### EXCERPTED DATA
........

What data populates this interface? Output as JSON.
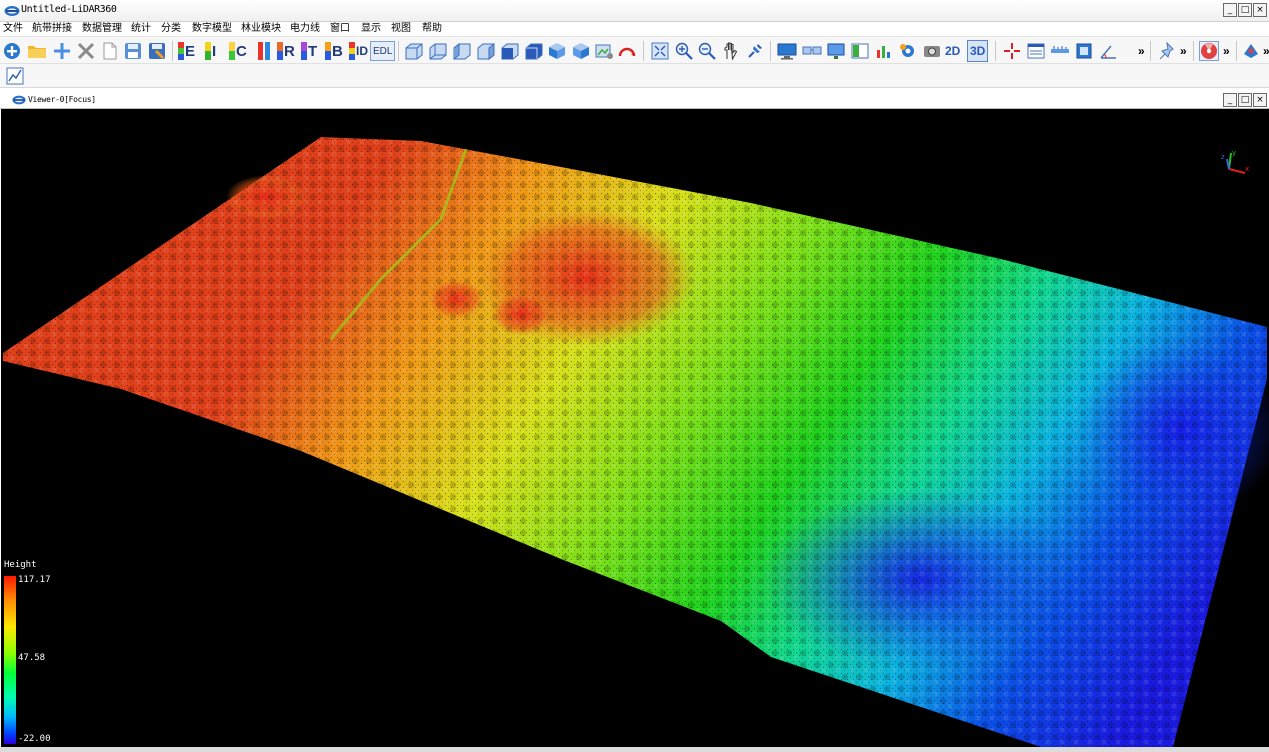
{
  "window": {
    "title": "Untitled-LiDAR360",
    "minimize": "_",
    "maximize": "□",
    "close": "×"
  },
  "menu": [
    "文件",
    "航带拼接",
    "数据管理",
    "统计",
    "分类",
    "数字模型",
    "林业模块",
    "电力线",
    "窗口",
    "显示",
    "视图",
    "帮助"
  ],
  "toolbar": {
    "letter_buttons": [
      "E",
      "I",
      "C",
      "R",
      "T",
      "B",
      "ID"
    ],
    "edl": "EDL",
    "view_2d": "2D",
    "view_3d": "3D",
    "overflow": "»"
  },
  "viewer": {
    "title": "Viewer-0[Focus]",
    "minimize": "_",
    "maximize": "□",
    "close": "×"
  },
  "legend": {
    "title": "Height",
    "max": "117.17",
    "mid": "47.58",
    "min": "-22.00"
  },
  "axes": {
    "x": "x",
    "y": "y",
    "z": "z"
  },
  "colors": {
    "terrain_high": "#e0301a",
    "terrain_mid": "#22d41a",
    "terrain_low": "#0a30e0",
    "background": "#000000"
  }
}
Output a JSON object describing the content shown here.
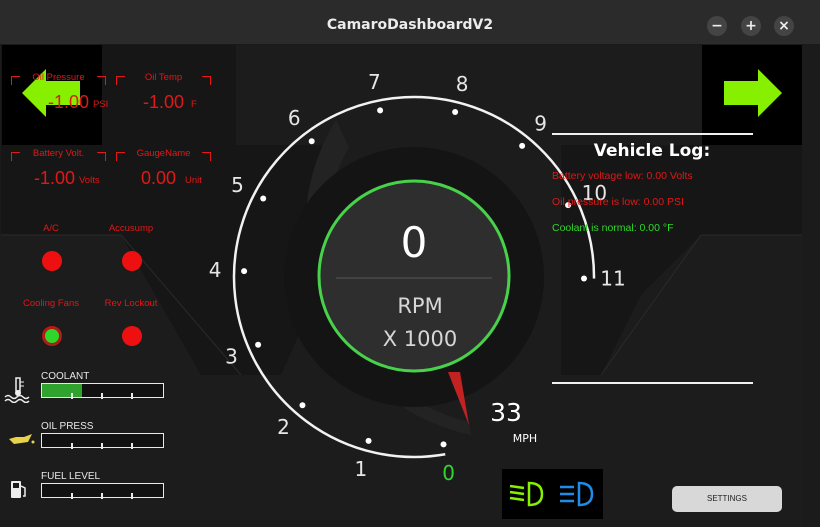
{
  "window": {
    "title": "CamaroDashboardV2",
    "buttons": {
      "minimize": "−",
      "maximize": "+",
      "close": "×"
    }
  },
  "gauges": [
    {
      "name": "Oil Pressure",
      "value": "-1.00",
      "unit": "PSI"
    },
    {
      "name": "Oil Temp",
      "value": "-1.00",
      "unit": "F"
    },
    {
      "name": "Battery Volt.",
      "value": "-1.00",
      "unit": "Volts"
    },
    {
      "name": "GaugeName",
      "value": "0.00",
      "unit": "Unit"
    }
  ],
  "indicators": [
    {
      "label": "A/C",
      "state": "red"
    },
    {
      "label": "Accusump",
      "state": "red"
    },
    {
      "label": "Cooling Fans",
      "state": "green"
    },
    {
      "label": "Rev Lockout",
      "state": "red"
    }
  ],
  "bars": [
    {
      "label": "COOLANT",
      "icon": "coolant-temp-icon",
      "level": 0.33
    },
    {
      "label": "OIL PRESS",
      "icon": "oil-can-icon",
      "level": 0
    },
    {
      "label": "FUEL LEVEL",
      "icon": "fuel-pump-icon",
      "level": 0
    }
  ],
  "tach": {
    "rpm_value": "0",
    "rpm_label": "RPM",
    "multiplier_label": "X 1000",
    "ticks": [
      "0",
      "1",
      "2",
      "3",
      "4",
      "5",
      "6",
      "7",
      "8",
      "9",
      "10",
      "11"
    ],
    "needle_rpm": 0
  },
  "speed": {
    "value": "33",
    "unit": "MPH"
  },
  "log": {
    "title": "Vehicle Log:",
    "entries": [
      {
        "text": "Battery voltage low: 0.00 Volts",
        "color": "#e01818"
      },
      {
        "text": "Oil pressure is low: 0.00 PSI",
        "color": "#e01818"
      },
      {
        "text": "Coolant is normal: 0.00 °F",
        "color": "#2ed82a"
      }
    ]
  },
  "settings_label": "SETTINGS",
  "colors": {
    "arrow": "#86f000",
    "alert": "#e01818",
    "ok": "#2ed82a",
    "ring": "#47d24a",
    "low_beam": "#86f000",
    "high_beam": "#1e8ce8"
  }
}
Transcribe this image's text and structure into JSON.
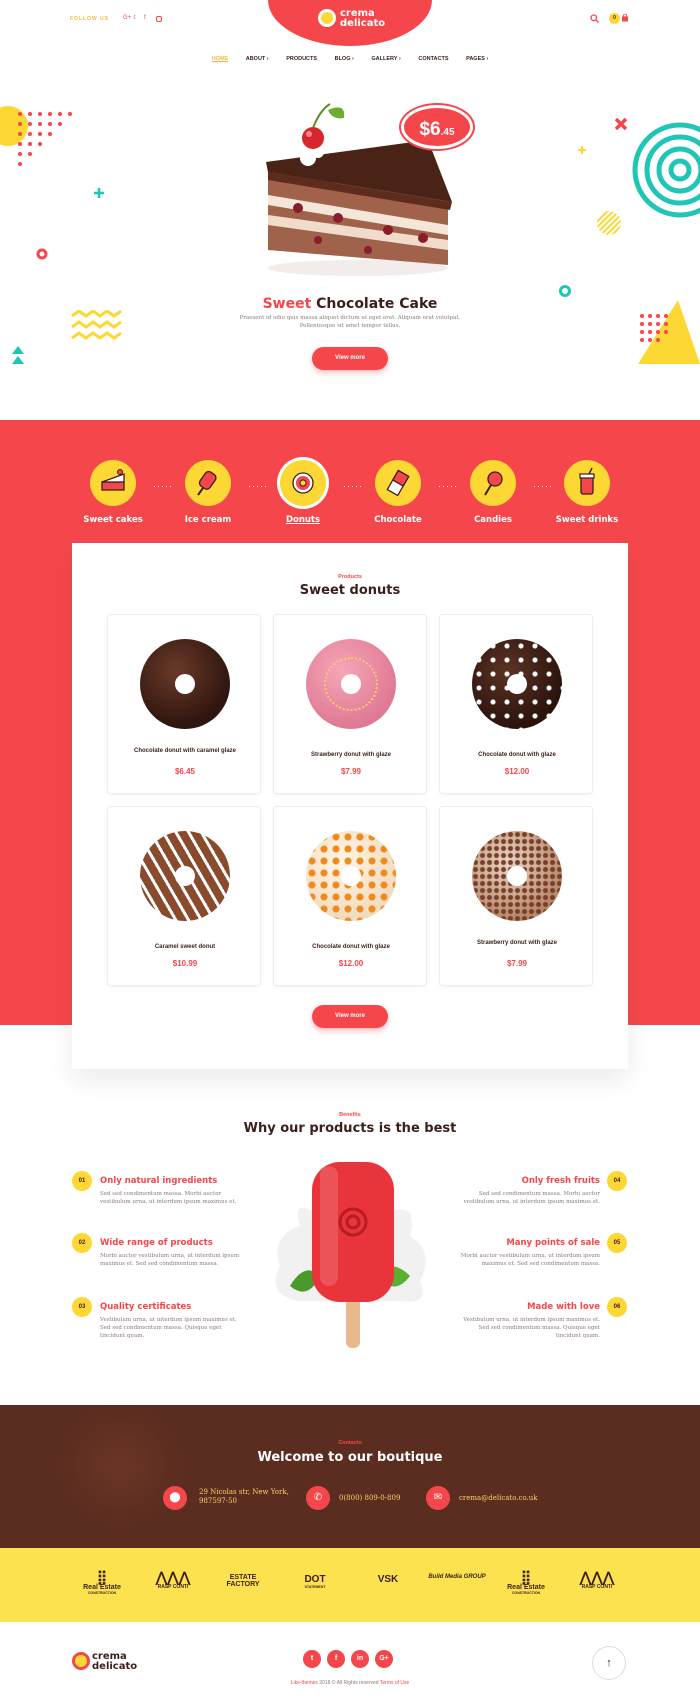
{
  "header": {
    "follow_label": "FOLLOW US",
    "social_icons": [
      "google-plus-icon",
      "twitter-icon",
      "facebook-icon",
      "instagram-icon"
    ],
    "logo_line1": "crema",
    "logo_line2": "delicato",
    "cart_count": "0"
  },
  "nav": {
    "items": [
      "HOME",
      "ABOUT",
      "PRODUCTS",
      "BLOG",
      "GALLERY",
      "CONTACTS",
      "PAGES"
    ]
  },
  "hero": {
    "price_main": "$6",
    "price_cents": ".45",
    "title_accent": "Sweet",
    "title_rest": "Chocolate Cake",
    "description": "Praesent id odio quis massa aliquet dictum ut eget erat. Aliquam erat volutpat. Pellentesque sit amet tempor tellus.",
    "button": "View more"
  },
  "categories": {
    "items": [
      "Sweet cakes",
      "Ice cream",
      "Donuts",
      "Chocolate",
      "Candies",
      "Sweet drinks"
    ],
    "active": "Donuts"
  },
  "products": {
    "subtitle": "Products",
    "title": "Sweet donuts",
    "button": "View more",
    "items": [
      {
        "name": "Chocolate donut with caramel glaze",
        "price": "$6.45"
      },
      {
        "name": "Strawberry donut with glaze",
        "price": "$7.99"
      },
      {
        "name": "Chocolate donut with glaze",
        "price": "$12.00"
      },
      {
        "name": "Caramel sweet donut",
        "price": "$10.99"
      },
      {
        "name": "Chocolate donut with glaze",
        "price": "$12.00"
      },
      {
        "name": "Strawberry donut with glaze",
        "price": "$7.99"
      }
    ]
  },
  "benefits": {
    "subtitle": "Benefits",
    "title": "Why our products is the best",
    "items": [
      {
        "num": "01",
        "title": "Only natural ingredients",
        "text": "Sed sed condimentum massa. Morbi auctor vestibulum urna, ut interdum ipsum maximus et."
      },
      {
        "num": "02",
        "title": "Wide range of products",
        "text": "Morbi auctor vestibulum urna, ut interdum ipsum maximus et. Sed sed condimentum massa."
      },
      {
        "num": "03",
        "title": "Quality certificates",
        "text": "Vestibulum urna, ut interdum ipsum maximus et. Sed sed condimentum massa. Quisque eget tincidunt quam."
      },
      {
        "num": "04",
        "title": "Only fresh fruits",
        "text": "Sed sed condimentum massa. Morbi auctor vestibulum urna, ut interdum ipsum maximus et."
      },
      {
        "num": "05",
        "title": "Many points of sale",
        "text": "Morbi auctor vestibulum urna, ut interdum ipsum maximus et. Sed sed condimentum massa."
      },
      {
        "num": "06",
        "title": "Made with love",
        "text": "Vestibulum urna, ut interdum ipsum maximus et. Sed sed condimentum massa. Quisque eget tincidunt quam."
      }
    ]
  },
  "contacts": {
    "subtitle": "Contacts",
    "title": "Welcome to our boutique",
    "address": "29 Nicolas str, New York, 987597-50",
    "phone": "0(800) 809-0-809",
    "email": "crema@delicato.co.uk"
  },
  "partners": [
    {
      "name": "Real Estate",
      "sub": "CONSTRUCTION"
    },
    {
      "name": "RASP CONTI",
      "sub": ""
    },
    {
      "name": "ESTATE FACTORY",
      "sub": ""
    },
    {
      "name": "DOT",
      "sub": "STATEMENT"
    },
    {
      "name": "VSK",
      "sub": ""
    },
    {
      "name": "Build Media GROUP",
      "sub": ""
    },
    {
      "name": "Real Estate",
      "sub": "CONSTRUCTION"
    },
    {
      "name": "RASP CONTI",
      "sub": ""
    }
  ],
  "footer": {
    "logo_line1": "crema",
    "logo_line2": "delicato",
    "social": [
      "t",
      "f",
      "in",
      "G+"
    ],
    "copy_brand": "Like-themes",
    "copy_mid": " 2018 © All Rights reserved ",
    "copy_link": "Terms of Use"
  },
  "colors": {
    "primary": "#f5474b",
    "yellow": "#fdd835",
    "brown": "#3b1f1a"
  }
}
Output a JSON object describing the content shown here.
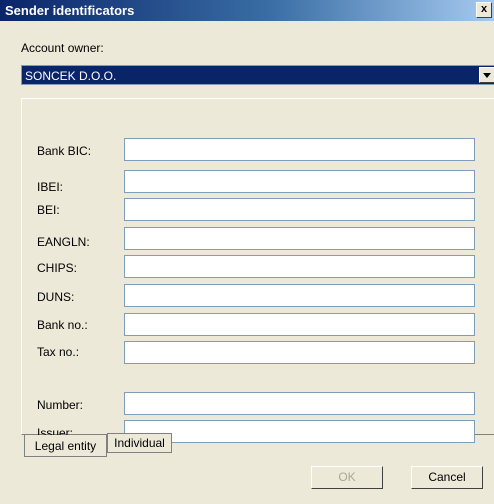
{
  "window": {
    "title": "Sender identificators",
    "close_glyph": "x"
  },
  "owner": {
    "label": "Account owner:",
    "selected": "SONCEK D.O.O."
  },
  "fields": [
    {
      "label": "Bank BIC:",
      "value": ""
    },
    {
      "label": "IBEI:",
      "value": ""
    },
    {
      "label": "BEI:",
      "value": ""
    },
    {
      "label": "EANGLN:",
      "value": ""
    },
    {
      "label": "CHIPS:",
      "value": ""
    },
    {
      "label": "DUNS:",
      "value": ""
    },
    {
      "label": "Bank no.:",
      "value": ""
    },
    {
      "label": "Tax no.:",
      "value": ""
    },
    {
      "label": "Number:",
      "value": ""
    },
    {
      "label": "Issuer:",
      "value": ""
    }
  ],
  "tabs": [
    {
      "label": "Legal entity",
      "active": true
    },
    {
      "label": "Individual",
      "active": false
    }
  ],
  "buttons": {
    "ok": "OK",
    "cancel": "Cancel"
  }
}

........

### TO BE DONE
Answer with one number: how many lines of the entries above include the word "this".

### EXERCISE RESPONSE
2